┌─ STORED ROWS

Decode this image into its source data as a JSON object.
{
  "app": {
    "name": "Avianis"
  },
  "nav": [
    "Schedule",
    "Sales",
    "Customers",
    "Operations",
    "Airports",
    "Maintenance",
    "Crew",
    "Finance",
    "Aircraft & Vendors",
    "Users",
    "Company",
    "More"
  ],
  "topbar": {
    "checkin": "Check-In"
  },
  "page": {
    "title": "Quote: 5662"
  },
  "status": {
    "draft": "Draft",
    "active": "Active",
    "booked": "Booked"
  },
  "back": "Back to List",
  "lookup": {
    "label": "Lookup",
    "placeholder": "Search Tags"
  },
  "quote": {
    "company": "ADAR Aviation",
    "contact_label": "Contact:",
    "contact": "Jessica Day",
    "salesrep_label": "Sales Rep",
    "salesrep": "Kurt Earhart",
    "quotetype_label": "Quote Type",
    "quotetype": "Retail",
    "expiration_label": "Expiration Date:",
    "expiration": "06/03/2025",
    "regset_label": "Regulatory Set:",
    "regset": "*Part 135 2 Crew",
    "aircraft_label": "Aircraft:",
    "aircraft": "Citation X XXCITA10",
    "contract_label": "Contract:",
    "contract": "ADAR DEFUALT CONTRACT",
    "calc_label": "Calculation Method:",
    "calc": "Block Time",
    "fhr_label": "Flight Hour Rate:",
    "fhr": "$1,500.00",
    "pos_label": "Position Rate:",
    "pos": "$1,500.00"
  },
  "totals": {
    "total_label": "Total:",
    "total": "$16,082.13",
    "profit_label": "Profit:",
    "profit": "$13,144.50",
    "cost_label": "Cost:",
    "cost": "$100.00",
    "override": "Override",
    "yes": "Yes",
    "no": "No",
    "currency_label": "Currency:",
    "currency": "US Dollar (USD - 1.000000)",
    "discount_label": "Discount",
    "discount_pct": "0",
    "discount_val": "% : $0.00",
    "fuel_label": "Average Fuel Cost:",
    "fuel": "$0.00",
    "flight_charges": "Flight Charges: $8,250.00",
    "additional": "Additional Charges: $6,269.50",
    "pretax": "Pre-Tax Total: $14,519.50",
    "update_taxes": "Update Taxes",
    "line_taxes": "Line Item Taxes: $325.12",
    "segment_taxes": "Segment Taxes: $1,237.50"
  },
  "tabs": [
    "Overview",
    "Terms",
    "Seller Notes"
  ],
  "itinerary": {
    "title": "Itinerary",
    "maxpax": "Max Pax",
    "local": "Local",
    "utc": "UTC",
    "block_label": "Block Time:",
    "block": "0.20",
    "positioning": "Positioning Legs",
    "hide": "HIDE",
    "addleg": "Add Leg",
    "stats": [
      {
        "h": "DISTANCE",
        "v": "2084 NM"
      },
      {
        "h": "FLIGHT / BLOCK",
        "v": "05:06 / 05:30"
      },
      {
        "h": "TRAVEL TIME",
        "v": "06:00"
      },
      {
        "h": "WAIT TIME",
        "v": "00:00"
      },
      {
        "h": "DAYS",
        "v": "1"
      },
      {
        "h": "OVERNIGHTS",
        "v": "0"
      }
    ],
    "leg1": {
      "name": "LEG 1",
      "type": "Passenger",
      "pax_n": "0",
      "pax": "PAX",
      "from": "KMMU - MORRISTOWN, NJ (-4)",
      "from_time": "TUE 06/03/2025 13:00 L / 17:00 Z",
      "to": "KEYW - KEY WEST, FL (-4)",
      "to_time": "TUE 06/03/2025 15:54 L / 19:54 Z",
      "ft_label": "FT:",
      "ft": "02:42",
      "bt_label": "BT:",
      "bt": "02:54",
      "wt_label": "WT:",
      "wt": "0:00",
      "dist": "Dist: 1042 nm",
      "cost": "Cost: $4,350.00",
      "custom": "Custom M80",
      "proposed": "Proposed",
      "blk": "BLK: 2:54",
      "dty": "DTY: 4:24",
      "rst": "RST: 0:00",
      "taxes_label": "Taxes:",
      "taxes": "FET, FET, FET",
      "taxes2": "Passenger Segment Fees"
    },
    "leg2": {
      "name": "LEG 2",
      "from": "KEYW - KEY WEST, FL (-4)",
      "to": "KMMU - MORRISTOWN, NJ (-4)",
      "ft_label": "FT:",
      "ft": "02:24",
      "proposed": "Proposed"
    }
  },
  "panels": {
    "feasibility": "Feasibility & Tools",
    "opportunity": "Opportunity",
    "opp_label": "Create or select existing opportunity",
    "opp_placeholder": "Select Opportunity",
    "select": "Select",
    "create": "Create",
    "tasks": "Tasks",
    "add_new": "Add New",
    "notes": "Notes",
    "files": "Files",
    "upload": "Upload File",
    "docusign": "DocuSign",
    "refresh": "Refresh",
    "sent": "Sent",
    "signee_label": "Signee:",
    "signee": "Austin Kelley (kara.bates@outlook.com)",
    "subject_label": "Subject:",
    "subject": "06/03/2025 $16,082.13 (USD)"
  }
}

└─

- _GIVEN TASK_: Would you reproduce all the entries exactly?

- _SOLUTION TO THIS EXERCISE_:
Decode this image into its source data as a JSON object.
{
  "app": {
    "name": "Avianis"
  },
  "nav": [
    "Schedule",
    "Sales",
    "Customers",
    "Operations",
    "Airports",
    "Maintenance",
    "Crew",
    "Finance",
    "Aircraft & Vendors",
    "Users",
    "Company",
    "More"
  ],
  "topbar": {
    "checkin": "Check-In"
  },
  "page": {
    "title": "Quote: 5662"
  },
  "status": {
    "draft": "Draft",
    "active": "Active",
    "booked": "Booked"
  },
  "back": "Back to List",
  "lookup": {
    "label": "Lookup",
    "placeholder": "Search Tags"
  },
  "quote": {
    "company": "ADAR Aviation",
    "contact_label": "Contact:",
    "contact": "Jessica Day",
    "salesrep_label": "Sales Rep",
    "salesrep": "Kurt Earhart",
    "quotetype_label": "Quote Type",
    "quotetype": "Retail",
    "expiration_label": "Expiration Date:",
    "expiration": "06/03/2025",
    "regset_label": "Regulatory Set:",
    "regset": "*Part 135 2 Crew",
    "aircraft_label": "Aircraft:",
    "aircraft": "Citation X XXCITA10",
    "contract_label": "Contract:",
    "contract": "ADAR DEFUALT CONTRACT",
    "calc_label": "Calculation Method:",
    "calc": "Block Time",
    "fhr_label": "Flight Hour Rate:",
    "fhr": "$1,500.00",
    "pos_label": "Position Rate:",
    "pos": "$1,500.00"
  },
  "totals": {
    "total_label": "Total:",
    "total": "$16,082.13",
    "profit_label": "Profit:",
    "profit": "$13,144.50",
    "cost_label": "Cost:",
    "cost": "$100.00",
    "override": "Override",
    "yes": "Yes",
    "no": "No",
    "currency_label": "Currency:",
    "currency": "US Dollar (USD - 1.000000)",
    "discount_label": "Discount",
    "discount_pct": "0",
    "discount_val": "% : $0.00",
    "fuel_label": "Average Fuel Cost:",
    "fuel": "$0.00",
    "flight_charges": "Flight Charges: $8,250.00",
    "additional": "Additional Charges: $6,269.50",
    "pretax": "Pre-Tax Total: $14,519.50",
    "update_taxes": "Update Taxes",
    "line_taxes": "Line Item Taxes: $325.12",
    "segment_taxes": "Segment Taxes: $1,237.50"
  },
  "tabs": [
    "Overview",
    "Terms",
    "Seller Notes"
  ],
  "itinerary": {
    "title": "Itinerary",
    "maxpax": "Max Pax",
    "local": "Local",
    "utc": "UTC",
    "block_label": "Block Time:",
    "block": "0.20",
    "positioning": "Positioning Legs",
    "hide": "HIDE",
    "addleg": "Add Leg",
    "stats": [
      {
        "h": "DISTANCE",
        "v": "2084 NM"
      },
      {
        "h": "FLIGHT / BLOCK",
        "v": "05:06 / 05:30"
      },
      {
        "h": "TRAVEL TIME",
        "v": "06:00"
      },
      {
        "h": "WAIT TIME",
        "v": "00:00"
      },
      {
        "h": "DAYS",
        "v": "1"
      },
      {
        "h": "OVERNIGHTS",
        "v": "0"
      }
    ],
    "leg1": {
      "name": "LEG 1",
      "type": "Passenger",
      "pax_n": "0",
      "pax": "PAX",
      "from": "KMMU - MORRISTOWN, NJ (-4)",
      "from_time": "TUE 06/03/2025 13:00 L / 17:00 Z",
      "to": "KEYW - KEY WEST, FL (-4)",
      "to_time": "TUE 06/03/2025 15:54 L / 19:54 Z",
      "ft_label": "FT:",
      "ft": "02:42",
      "bt_label": "BT:",
      "bt": "02:54",
      "wt_label": "WT:",
      "wt": "0:00",
      "dist": "Dist: 1042 nm",
      "cost": "Cost: $4,350.00",
      "custom": "Custom M80",
      "proposed": "Proposed",
      "blk": "BLK: 2:54",
      "dty": "DTY: 4:24",
      "rst": "RST: 0:00",
      "taxes_label": "Taxes:",
      "taxes": "FET, FET, FET",
      "taxes2": "Passenger Segment Fees"
    },
    "leg2": {
      "name": "LEG 2",
      "from": "KEYW - KEY WEST, FL (-4)",
      "to": "KMMU - MORRISTOWN, NJ (-4)",
      "ft_label": "FT:",
      "ft": "02:24",
      "proposed": "Proposed"
    }
  },
  "panels": {
    "feasibility": "Feasibility & Tools",
    "opportunity": "Opportunity",
    "opp_label": "Create or select existing opportunity",
    "opp_placeholder": "Select Opportunity",
    "select": "Select",
    "create": "Create",
    "tasks": "Tasks",
    "add_new": "Add New",
    "notes": "Notes",
    "files": "Files",
    "upload": "Upload File",
    "docusign": "DocuSign",
    "refresh": "Refresh",
    "sent": "Sent",
    "signee_label": "Signee:",
    "signee": "Austin Kelley (kara.bates@outlook.com)",
    "subject_label": "Subject:",
    "subject": "06/03/2025 $16,082.13 (USD)"
  }
}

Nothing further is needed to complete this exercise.